Task goal → Take from the listing each line that has the string "working".

Collection entries:
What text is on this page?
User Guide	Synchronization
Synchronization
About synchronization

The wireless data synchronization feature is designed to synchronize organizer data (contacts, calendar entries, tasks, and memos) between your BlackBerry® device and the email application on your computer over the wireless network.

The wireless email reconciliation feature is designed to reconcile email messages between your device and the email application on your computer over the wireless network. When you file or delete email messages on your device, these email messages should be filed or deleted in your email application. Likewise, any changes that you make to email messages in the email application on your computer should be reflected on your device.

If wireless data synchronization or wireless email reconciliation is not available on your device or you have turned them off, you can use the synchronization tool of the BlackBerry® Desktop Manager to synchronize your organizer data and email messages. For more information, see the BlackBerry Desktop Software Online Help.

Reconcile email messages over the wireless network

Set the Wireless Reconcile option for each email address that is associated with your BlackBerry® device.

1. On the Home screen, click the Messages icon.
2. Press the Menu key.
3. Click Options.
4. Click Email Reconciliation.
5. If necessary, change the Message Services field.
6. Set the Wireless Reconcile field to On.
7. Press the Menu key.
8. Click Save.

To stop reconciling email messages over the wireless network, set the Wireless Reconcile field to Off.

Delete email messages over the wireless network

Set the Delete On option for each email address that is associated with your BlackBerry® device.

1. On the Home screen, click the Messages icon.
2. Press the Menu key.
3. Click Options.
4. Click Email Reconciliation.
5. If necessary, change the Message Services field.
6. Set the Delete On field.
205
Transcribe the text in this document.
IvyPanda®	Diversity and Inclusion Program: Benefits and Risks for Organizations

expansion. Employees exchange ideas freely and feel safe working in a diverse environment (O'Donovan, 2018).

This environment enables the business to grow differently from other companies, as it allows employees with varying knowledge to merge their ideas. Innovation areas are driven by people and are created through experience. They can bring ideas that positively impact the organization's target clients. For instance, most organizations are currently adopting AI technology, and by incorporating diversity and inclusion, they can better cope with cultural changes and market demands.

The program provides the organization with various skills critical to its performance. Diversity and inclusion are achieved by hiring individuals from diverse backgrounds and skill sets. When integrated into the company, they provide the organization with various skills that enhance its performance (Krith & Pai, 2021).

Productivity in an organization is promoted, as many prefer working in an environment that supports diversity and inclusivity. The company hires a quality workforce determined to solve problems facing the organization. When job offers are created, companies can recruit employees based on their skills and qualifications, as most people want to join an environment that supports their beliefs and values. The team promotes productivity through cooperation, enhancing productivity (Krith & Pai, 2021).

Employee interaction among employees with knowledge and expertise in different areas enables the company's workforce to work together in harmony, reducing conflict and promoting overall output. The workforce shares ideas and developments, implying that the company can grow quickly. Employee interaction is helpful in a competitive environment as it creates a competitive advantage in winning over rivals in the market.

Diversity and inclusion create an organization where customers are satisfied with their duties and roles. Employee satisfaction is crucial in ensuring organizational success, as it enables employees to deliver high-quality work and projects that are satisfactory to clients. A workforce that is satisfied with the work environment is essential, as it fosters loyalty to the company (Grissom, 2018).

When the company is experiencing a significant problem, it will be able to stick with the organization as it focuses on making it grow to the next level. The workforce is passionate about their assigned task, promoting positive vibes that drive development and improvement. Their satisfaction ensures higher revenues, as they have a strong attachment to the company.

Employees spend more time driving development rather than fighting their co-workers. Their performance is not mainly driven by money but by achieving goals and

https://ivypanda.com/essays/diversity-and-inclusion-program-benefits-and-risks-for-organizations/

Answer to the exercise →
expansion. Employees exchange ideas freely and feel safe working in a diverse environment (O'Donovan, 2018).
Productivity in an organization is promoted, as many prefer working in an environment that supports diversity and inclusivity. The company hires a quality workforce determined to solve problems facing the organization. When job offers are created, companies can recruit employees based on their skills and qualifications, as most people want to join an environment that supports their beliefs and values. The team promotes productivity through cooperation, enhancing productivity (Krith & Pai, 2021).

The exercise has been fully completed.